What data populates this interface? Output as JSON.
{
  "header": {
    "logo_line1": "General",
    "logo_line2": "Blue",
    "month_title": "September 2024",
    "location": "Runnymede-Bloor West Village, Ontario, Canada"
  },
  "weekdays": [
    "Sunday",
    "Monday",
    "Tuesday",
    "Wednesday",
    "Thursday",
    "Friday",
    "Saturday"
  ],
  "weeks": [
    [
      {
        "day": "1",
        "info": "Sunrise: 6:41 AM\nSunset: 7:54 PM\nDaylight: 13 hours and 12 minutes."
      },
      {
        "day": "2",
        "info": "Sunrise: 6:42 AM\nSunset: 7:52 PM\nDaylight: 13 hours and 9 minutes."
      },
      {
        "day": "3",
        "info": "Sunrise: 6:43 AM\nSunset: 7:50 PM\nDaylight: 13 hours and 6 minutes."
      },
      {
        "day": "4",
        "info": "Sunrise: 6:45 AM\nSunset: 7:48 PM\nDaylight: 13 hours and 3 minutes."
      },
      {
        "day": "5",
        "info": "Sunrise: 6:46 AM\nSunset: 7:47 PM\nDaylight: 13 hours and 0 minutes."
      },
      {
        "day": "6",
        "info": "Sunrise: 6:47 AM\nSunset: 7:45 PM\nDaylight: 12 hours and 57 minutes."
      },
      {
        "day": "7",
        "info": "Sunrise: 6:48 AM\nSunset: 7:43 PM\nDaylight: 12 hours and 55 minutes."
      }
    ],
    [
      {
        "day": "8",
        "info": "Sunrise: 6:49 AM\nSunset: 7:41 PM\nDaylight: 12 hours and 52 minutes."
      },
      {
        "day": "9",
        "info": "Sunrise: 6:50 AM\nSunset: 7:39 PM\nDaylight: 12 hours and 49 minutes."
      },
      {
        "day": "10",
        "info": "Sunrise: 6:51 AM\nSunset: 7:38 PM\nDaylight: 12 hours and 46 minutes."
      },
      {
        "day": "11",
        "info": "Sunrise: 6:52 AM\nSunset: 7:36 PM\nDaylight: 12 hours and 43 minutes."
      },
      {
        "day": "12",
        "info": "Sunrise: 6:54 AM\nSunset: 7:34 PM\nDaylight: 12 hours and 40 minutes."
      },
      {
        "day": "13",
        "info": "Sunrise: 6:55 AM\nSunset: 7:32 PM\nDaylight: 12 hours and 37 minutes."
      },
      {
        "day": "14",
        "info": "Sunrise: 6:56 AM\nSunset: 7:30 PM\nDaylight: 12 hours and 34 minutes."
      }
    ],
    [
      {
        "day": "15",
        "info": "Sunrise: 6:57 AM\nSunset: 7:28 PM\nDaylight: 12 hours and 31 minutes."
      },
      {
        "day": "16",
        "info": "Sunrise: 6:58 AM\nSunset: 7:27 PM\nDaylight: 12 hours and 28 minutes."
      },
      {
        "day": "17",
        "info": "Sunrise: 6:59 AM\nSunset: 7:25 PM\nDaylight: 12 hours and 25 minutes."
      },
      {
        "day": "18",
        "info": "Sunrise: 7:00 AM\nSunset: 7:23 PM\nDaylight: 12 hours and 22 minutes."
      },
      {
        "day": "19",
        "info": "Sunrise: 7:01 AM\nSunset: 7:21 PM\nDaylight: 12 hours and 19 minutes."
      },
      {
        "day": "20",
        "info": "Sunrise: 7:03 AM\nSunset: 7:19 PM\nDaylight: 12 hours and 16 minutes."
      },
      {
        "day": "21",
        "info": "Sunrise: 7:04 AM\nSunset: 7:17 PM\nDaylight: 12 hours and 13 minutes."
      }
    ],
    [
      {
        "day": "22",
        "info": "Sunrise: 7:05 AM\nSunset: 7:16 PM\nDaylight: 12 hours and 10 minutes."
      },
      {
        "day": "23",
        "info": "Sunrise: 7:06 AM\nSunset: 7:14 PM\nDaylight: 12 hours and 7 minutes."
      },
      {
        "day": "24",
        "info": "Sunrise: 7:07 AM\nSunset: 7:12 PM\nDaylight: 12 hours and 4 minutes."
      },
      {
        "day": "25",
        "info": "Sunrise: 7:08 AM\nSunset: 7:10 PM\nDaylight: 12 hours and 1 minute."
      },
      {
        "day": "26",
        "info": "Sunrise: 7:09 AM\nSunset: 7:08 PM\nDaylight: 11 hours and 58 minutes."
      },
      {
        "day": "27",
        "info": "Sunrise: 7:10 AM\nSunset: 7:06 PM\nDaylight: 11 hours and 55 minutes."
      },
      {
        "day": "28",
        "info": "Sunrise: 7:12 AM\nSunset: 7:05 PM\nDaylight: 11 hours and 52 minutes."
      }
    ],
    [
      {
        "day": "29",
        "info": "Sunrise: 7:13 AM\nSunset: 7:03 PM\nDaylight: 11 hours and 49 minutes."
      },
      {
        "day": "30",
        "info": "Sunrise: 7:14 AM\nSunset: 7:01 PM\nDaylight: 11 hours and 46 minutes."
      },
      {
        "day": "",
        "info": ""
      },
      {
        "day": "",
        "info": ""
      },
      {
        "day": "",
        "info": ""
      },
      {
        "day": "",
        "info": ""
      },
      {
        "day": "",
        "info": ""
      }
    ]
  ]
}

= PROBLEM =
Copy out every line of the data above, exactly as given.

= COMPLETE OUTPUT =
What data populates this interface? Output as JSON.
{
  "header": {
    "logo_line1": "General",
    "logo_line2": "Blue",
    "month_title": "September 2024",
    "location": "Runnymede-Bloor West Village, Ontario, Canada"
  },
  "weekdays": [
    "Sunday",
    "Monday",
    "Tuesday",
    "Wednesday",
    "Thursday",
    "Friday",
    "Saturday"
  ],
  "weeks": [
    [
      {
        "day": "1",
        "info": "Sunrise: 6:41 AM\nSunset: 7:54 PM\nDaylight: 13 hours and 12 minutes."
      },
      {
        "day": "2",
        "info": "Sunrise: 6:42 AM\nSunset: 7:52 PM\nDaylight: 13 hours and 9 minutes."
      },
      {
        "day": "3",
        "info": "Sunrise: 6:43 AM\nSunset: 7:50 PM\nDaylight: 13 hours and 6 minutes."
      },
      {
        "day": "4",
        "info": "Sunrise: 6:45 AM\nSunset: 7:48 PM\nDaylight: 13 hours and 3 minutes."
      },
      {
        "day": "5",
        "info": "Sunrise: 6:46 AM\nSunset: 7:47 PM\nDaylight: 13 hours and 0 minutes."
      },
      {
        "day": "6",
        "info": "Sunrise: 6:47 AM\nSunset: 7:45 PM\nDaylight: 12 hours and 57 minutes."
      },
      {
        "day": "7",
        "info": "Sunrise: 6:48 AM\nSunset: 7:43 PM\nDaylight: 12 hours and 55 minutes."
      }
    ],
    [
      {
        "day": "8",
        "info": "Sunrise: 6:49 AM\nSunset: 7:41 PM\nDaylight: 12 hours and 52 minutes."
      },
      {
        "day": "9",
        "info": "Sunrise: 6:50 AM\nSunset: 7:39 PM\nDaylight: 12 hours and 49 minutes."
      },
      {
        "day": "10",
        "info": "Sunrise: 6:51 AM\nSunset: 7:38 PM\nDaylight: 12 hours and 46 minutes."
      },
      {
        "day": "11",
        "info": "Sunrise: 6:52 AM\nSunset: 7:36 PM\nDaylight: 12 hours and 43 minutes."
      },
      {
        "day": "12",
        "info": "Sunrise: 6:54 AM\nSunset: 7:34 PM\nDaylight: 12 hours and 40 minutes."
      },
      {
        "day": "13",
        "info": "Sunrise: 6:55 AM\nSunset: 7:32 PM\nDaylight: 12 hours and 37 minutes."
      },
      {
        "day": "14",
        "info": "Sunrise: 6:56 AM\nSunset: 7:30 PM\nDaylight: 12 hours and 34 minutes."
      }
    ],
    [
      {
        "day": "15",
        "info": "Sunrise: 6:57 AM\nSunset: 7:28 PM\nDaylight: 12 hours and 31 minutes."
      },
      {
        "day": "16",
        "info": "Sunrise: 6:58 AM\nSunset: 7:27 PM\nDaylight: 12 hours and 28 minutes."
      },
      {
        "day": "17",
        "info": "Sunrise: 6:59 AM\nSunset: 7:25 PM\nDaylight: 12 hours and 25 minutes."
      },
      {
        "day": "18",
        "info": "Sunrise: 7:00 AM\nSunset: 7:23 PM\nDaylight: 12 hours and 22 minutes."
      },
      {
        "day": "19",
        "info": "Sunrise: 7:01 AM\nSunset: 7:21 PM\nDaylight: 12 hours and 19 minutes."
      },
      {
        "day": "20",
        "info": "Sunrise: 7:03 AM\nSunset: 7:19 PM\nDaylight: 12 hours and 16 minutes."
      },
      {
        "day": "21",
        "info": "Sunrise: 7:04 AM\nSunset: 7:17 PM\nDaylight: 12 hours and 13 minutes."
      }
    ],
    [
      {
        "day": "22",
        "info": "Sunrise: 7:05 AM\nSunset: 7:16 PM\nDaylight: 12 hours and 10 minutes."
      },
      {
        "day": "23",
        "info": "Sunrise: 7:06 AM\nSunset: 7:14 PM\nDaylight: 12 hours and 7 minutes."
      },
      {
        "day": "24",
        "info": "Sunrise: 7:07 AM\nSunset: 7:12 PM\nDaylight: 12 hours and 4 minutes."
      },
      {
        "day": "25",
        "info": "Sunrise: 7:08 AM\nSunset: 7:10 PM\nDaylight: 12 hours and 1 minute."
      },
      {
        "day": "26",
        "info": "Sunrise: 7:09 AM\nSunset: 7:08 PM\nDaylight: 11 hours and 58 minutes."
      },
      {
        "day": "27",
        "info": "Sunrise: 7:10 AM\nSunset: 7:06 PM\nDaylight: 11 hours and 55 minutes."
      },
      {
        "day": "28",
        "info": "Sunrise: 7:12 AM\nSunset: 7:05 PM\nDaylight: 11 hours and 52 minutes."
      }
    ],
    [
      {
        "day": "29",
        "info": "Sunrise: 7:13 AM\nSunset: 7:03 PM\nDaylight: 11 hours and 49 minutes."
      },
      {
        "day": "30",
        "info": "Sunrise: 7:14 AM\nSunset: 7:01 PM\nDaylight: 11 hours and 46 minutes."
      },
      {
        "day": "",
        "info": ""
      },
      {
        "day": "",
        "info": ""
      },
      {
        "day": "",
        "info": ""
      },
      {
        "day": "",
        "info": ""
      },
      {
        "day": "",
        "info": ""
      }
    ]
  ]
}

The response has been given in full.